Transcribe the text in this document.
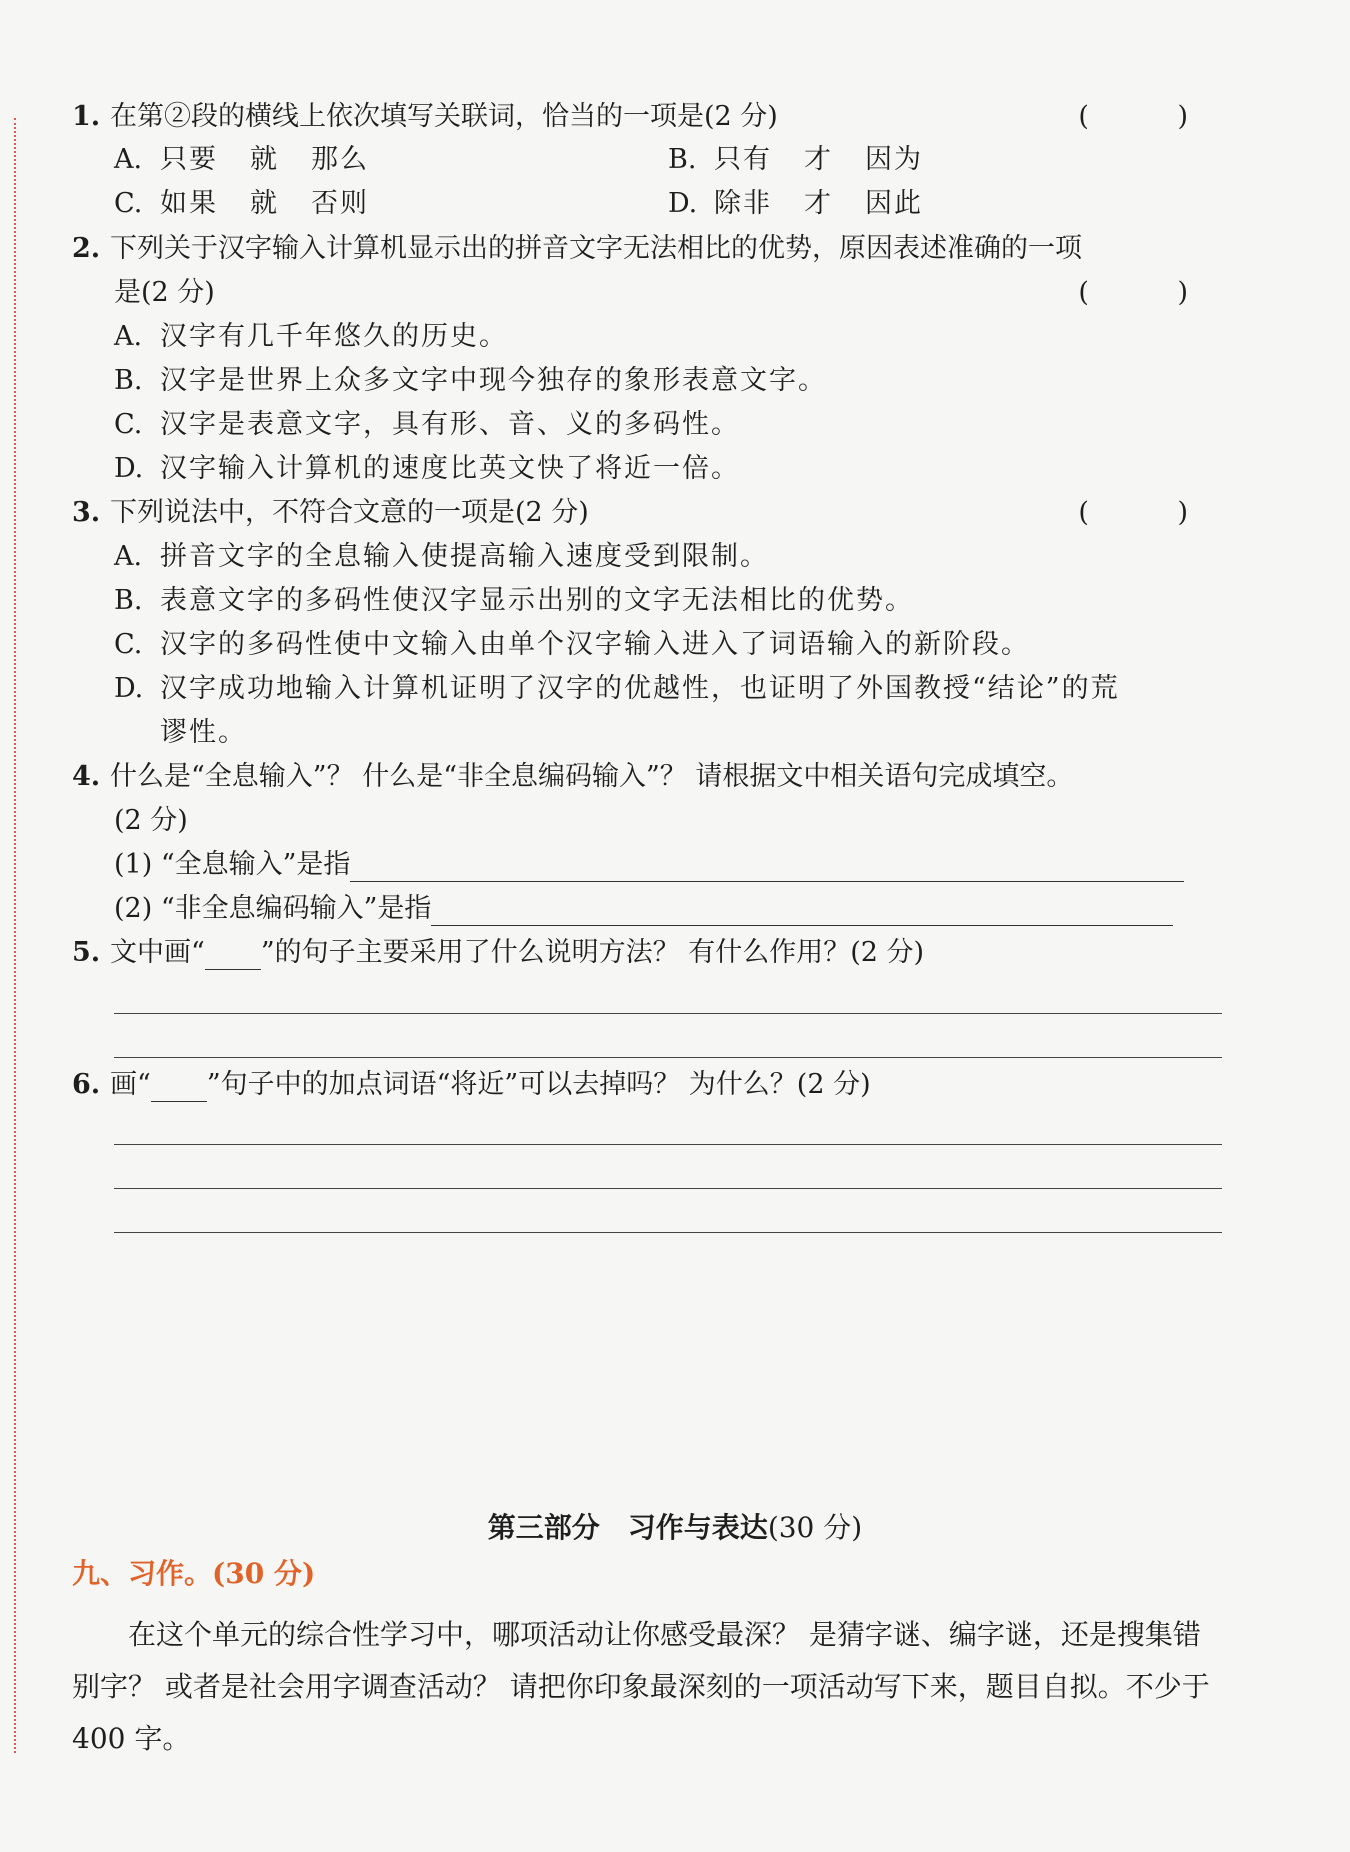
1. 在第②段的横线上依次填写关联词，恰当的一项是(2 分)	( )
A. 只要 就 那么	B. 只有 才 因为
C. 如果 就 否则	D. 除非 才 因此
2. 下列关于汉字输入计算机显示出的拼音文字无法相比的优势，原因表述准确的一项
是(2 分)	( )
A. 汉字有几千年悠久的历史。
B. 汉字是世界上众多文字中现今独存的象形表意文字。
C. 汉字是表意文字，具有形、音、义的多码性。
D. 汉字输入计算机的速度比英文快了将近一倍。
3. 下列说法中，不符合文意的一项是(2 分)	( )
A. 拼音文字的全息输入使提高输入速度受到限制。
B. 表意文字的多码性使汉字显示出别的文字无法相比的优势。
C. 汉字的多码性使中文输入由单个汉字输入进入了词语输入的新阶段。
D. 汉字成功地输入计算机证明了汉字的优越性，也证明了外国教授“结论”的荒
谬性。
4. 什么是“全息输入”？ 什么是“非全息编码输入”？ 请根据文中相关语句完成填空。
(2 分)
(1) “全息输入”是指
(2) “非全息编码输入”是指
5. 文中画“ ”的句子主要采用了什么说明方法？ 有什么作用？(2 分)
6. 画“ ”句子中的加点词语“将近”可以去掉吗？ 为什么？(2 分)
第三部分　习作与表达(30 分)
九、习作。(30 分)
在这个单元的综合性学习中，哪项活动让你感受最深？ 是猜字谜、编字谜，还是搜集错别字？ 或者是社会用字调查活动？ 请把你印象最深刻的一项活动写下来，题目自拟。不少于 400 字。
--------
#### TASK GOAL
Where a line above contains the string "非全息编码输入", copy that line.

#### THE SOLUTION
4. 什么是“全息输入”？ 什么是“非全息编码输入”？ 请根据文中相关语句完成填空。
(2) “非全息编码输入”是指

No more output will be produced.